(Stored data)
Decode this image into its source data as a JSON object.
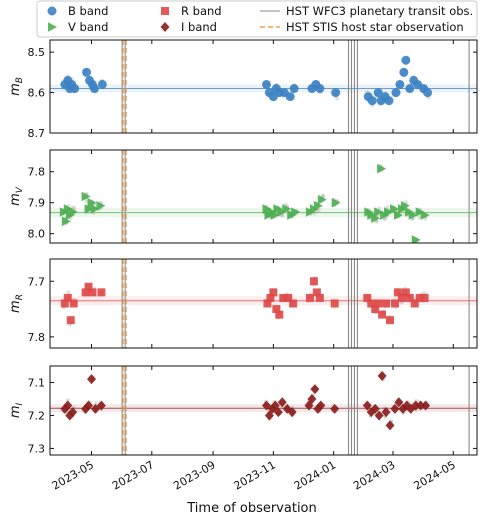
{
  "legend": {
    "entries": [
      {
        "label": "B band",
        "marker": "circle",
        "color": "#3b82c4"
      },
      {
        "label": "V band",
        "marker": "triangle-right",
        "color": "#4caf50"
      },
      {
        "label": "R band",
        "marker": "square",
        "color": "#e04848"
      },
      {
        "label": "I band",
        "marker": "diamond",
        "color": "#8b1c1c"
      },
      {
        "label": "HST WFC3 planetary transit obs.",
        "marker": "line",
        "color": "#a0a0a0"
      },
      {
        "label": "HST STIS host star observation",
        "marker": "dashed-line",
        "color": "#f0a050"
      }
    ]
  },
  "chart_data": {
    "type": "scatter",
    "xlabel": "Time of observation",
    "x_range": [
      "2023-03-20",
      "2024-05-25"
    ],
    "x_ticks": [
      "2023-05",
      "2023-07",
      "2023-09",
      "2023-11",
      "2024-01",
      "2024-03",
      "2024-05"
    ],
    "hst_wfc3_transits": [
      "2023-06-01",
      "2023-06-04",
      "2024-01-16",
      "2024-01-19",
      "2024-01-22",
      "2024-01-25",
      "2024-05-17"
    ],
    "hst_stis_host_star": [
      "2023-06-02",
      "2023-06-05"
    ],
    "panels": [
      {
        "band": "B",
        "ylabel": "m_B",
        "color": "#3b82c4",
        "marker": "circle",
        "ylim": [
          8.7,
          8.47
        ],
        "yticks": [
          "8.5",
          "8.6",
          "8.7"
        ],
        "mean": 8.59,
        "band_sigma": 0.01,
        "points": [
          [
            "2023-04-04",
            8.58
          ],
          [
            "2023-04-07",
            8.57
          ],
          [
            "2023-04-09",
            8.59
          ],
          [
            "2023-04-11",
            8.58
          ],
          [
            "2023-04-14",
            8.59
          ],
          [
            "2023-04-26",
            8.55
          ],
          [
            "2023-04-29",
            8.57
          ],
          [
            "2023-05-02",
            8.58
          ],
          [
            "2023-05-04",
            8.59
          ],
          [
            "2023-05-12",
            8.58
          ],
          [
            "2023-10-25",
            8.58
          ],
          [
            "2023-10-28",
            8.6
          ],
          [
            "2023-11-01",
            8.61
          ],
          [
            "2023-11-04",
            8.59
          ],
          [
            "2023-11-07",
            8.6
          ],
          [
            "2023-11-12",
            8.6
          ],
          [
            "2023-11-18",
            8.61
          ],
          [
            "2023-11-22",
            8.59
          ],
          [
            "2023-12-10",
            8.59
          ],
          [
            "2023-12-14",
            8.58
          ],
          [
            "2023-12-18",
            8.59
          ],
          [
            "2024-01-03",
            8.6
          ],
          [
            "2024-02-05",
            8.61
          ],
          [
            "2024-02-09",
            8.62
          ],
          [
            "2024-02-15",
            8.6
          ],
          [
            "2024-02-18",
            8.62
          ],
          [
            "2024-02-22",
            8.61
          ],
          [
            "2024-02-26",
            8.62
          ],
          [
            "2024-03-04",
            8.6
          ],
          [
            "2024-03-08",
            8.58
          ],
          [
            "2024-03-12",
            8.55
          ],
          [
            "2024-03-14",
            8.52
          ],
          [
            "2024-03-18",
            8.59
          ],
          [
            "2024-03-22",
            8.57
          ],
          [
            "2024-03-26",
            8.58
          ],
          [
            "2024-04-01",
            8.59
          ],
          [
            "2024-04-05",
            8.6
          ]
        ]
      },
      {
        "band": "V",
        "ylabel": "m_V",
        "color": "#4caf50",
        "marker": "triangle-right",
        "ylim": [
          8.03,
          7.73
        ],
        "yticks": [
          "7.8",
          "7.9",
          "8.0"
        ],
        "mean": 7.932,
        "band_sigma": 0.015,
        "points": [
          [
            "2023-04-03",
            7.93
          ],
          [
            "2023-04-05",
            7.96
          ],
          [
            "2023-04-07",
            7.92
          ],
          [
            "2023-04-09",
            7.94
          ],
          [
            "2023-04-12",
            7.93
          ],
          [
            "2023-04-25",
            7.88
          ],
          [
            "2023-04-28",
            7.92
          ],
          [
            "2023-05-01",
            7.9
          ],
          [
            "2023-05-04",
            7.92
          ],
          [
            "2023-05-10",
            7.91
          ],
          [
            "2023-10-25",
            7.92
          ],
          [
            "2023-10-27",
            7.94
          ],
          [
            "2023-10-30",
            7.93
          ],
          [
            "2023-11-02",
            7.94
          ],
          [
            "2023-11-05",
            7.92
          ],
          [
            "2023-11-09",
            7.93
          ],
          [
            "2023-11-14",
            7.92
          ],
          [
            "2023-11-19",
            7.94
          ],
          [
            "2023-11-23",
            7.93
          ],
          [
            "2023-12-08",
            7.93
          ],
          [
            "2023-12-12",
            7.92
          ],
          [
            "2023-12-16",
            7.91
          ],
          [
            "2023-12-20",
            7.89
          ],
          [
            "2024-01-03",
            7.9
          ],
          [
            "2024-02-05",
            7.93
          ],
          [
            "2024-02-08",
            7.94
          ],
          [
            "2024-02-12",
            7.95
          ],
          [
            "2024-02-15",
            7.93
          ],
          [
            "2024-02-18",
            7.79
          ],
          [
            "2024-02-21",
            7.94
          ],
          [
            "2024-02-25",
            7.93
          ],
          [
            "2024-03-02",
            7.92
          ],
          [
            "2024-03-06",
            7.94
          ],
          [
            "2024-03-10",
            7.92
          ],
          [
            "2024-03-13",
            7.91
          ],
          [
            "2024-03-17",
            7.93
          ],
          [
            "2024-03-21",
            7.94
          ],
          [
            "2024-03-24",
            8.02
          ],
          [
            "2024-03-28",
            7.93
          ],
          [
            "2024-04-02",
            7.94
          ]
        ]
      },
      {
        "band": "R",
        "ylabel": "m_R",
        "color": "#e04848",
        "marker": "square",
        "ylim": [
          7.82,
          7.66
        ],
        "yticks": [
          "7.7",
          "7.8"
        ],
        "mean": 7.735,
        "band_sigma": 0.008,
        "points": [
          [
            "2023-04-04",
            7.74
          ],
          [
            "2023-04-07",
            7.73
          ],
          [
            "2023-04-10",
            7.77
          ],
          [
            "2023-04-13",
            7.74
          ],
          [
            "2023-04-25",
            7.72
          ],
          [
            "2023-04-28",
            7.71
          ],
          [
            "2023-05-02",
            7.72
          ],
          [
            "2023-05-11",
            7.72
          ],
          [
            "2023-10-26",
            7.74
          ],
          [
            "2023-10-29",
            7.73
          ],
          [
            "2023-11-01",
            7.72
          ],
          [
            "2023-11-04",
            7.75
          ],
          [
            "2023-11-07",
            7.76
          ],
          [
            "2023-11-11",
            7.73
          ],
          [
            "2023-11-16",
            7.73
          ],
          [
            "2023-11-21",
            7.74
          ],
          [
            "2023-12-08",
            7.73
          ],
          [
            "2023-12-12",
            7.7
          ],
          [
            "2023-12-15",
            7.72
          ],
          [
            "2023-12-18",
            7.73
          ],
          [
            "2024-01-02",
            7.74
          ],
          [
            "2024-02-04",
            7.73
          ],
          [
            "2024-02-08",
            7.74
          ],
          [
            "2024-02-12",
            7.75
          ],
          [
            "2024-02-15",
            7.74
          ],
          [
            "2024-02-19",
            7.76
          ],
          [
            "2024-02-23",
            7.74
          ],
          [
            "2024-02-27",
            7.77
          ],
          [
            "2024-03-03",
            7.74
          ],
          [
            "2024-03-06",
            7.72
          ],
          [
            "2024-03-10",
            7.73
          ],
          [
            "2024-03-14",
            7.72
          ],
          [
            "2024-03-18",
            7.73
          ],
          [
            "2024-03-23",
            7.74
          ],
          [
            "2024-03-28",
            7.73
          ],
          [
            "2024-04-02",
            7.73
          ]
        ]
      },
      {
        "band": "I",
        "ylabel": "m_I",
        "color": "#8b1c1c",
        "marker": "diamond",
        "ylim": [
          7.32,
          7.05
        ],
        "yticks": [
          "7.1",
          "7.2",
          "7.3"
        ],
        "mean": 7.178,
        "band_sigma": 0.012,
        "points": [
          [
            "2023-04-04",
            7.18
          ],
          [
            "2023-04-07",
            7.17
          ],
          [
            "2023-04-09",
            7.2
          ],
          [
            "2023-04-12",
            7.19
          ],
          [
            "2023-04-25",
            7.18
          ],
          [
            "2023-04-28",
            7.17
          ],
          [
            "2023-05-01",
            7.09
          ],
          [
            "2023-05-05",
            7.18
          ],
          [
            "2023-05-11",
            7.17
          ],
          [
            "2023-10-25",
            7.17
          ],
          [
            "2023-10-28",
            7.2
          ],
          [
            "2023-10-31",
            7.18
          ],
          [
            "2023-11-03",
            7.17
          ],
          [
            "2023-11-06",
            7.19
          ],
          [
            "2023-11-10",
            7.16
          ],
          [
            "2023-11-15",
            7.18
          ],
          [
            "2023-11-20",
            7.19
          ],
          [
            "2023-12-07",
            7.17
          ],
          [
            "2023-12-10",
            7.15
          ],
          [
            "2023-12-13",
            7.12
          ],
          [
            "2023-12-16",
            7.18
          ],
          [
            "2023-12-19",
            7.17
          ],
          [
            "2024-01-02",
            7.18
          ],
          [
            "2024-02-04",
            7.17
          ],
          [
            "2024-02-08",
            7.19
          ],
          [
            "2024-02-12",
            7.18
          ],
          [
            "2024-02-16",
            7.2
          ],
          [
            "2024-02-19",
            7.08
          ],
          [
            "2024-02-23",
            7.19
          ],
          [
            "2024-02-27",
            7.23
          ],
          [
            "2024-03-03",
            7.18
          ],
          [
            "2024-03-07",
            7.16
          ],
          [
            "2024-03-11",
            7.18
          ],
          [
            "2024-03-15",
            7.17
          ],
          [
            "2024-03-19",
            7.18
          ],
          [
            "2024-03-24",
            7.17
          ],
          [
            "2024-03-29",
            7.17
          ],
          [
            "2024-04-03",
            7.17
          ]
        ]
      }
    ]
  }
}
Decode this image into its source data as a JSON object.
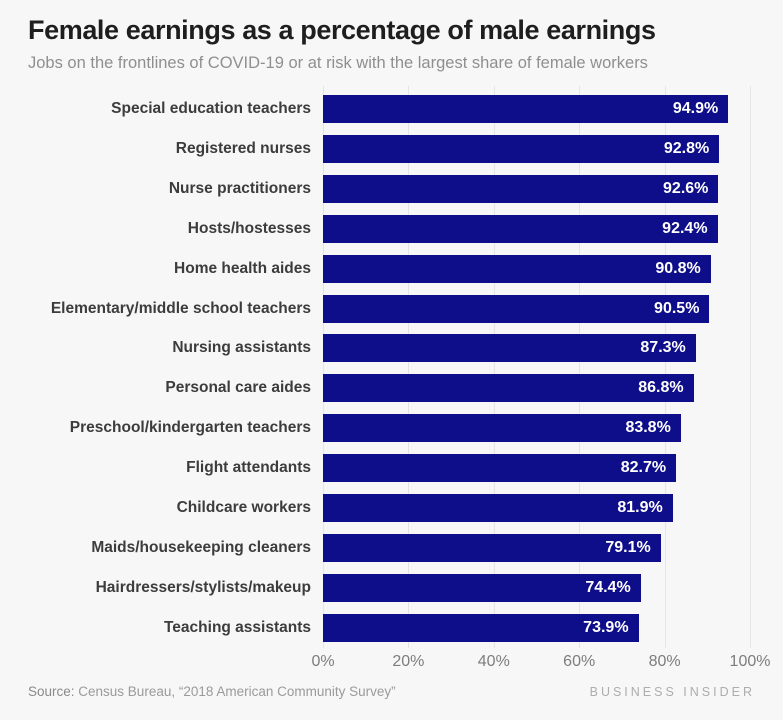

→ **WHAT YOU SHOULD DO**:
Lines that hold "color" are the ones to copy; find all of them.

→ **EXERCISE RESULT**:
        "color": "#3b82c4"
        "color": "#4caf50"
        "color": "#e04848"
        "color": "#8b1c1c"
        "color": "#a0a0a0"
        "color": "#f0a050"
        "color": "#3b82c4",
        "color": "#4caf50",
        "color": "#e04848",
        "color": "#8b1c1c",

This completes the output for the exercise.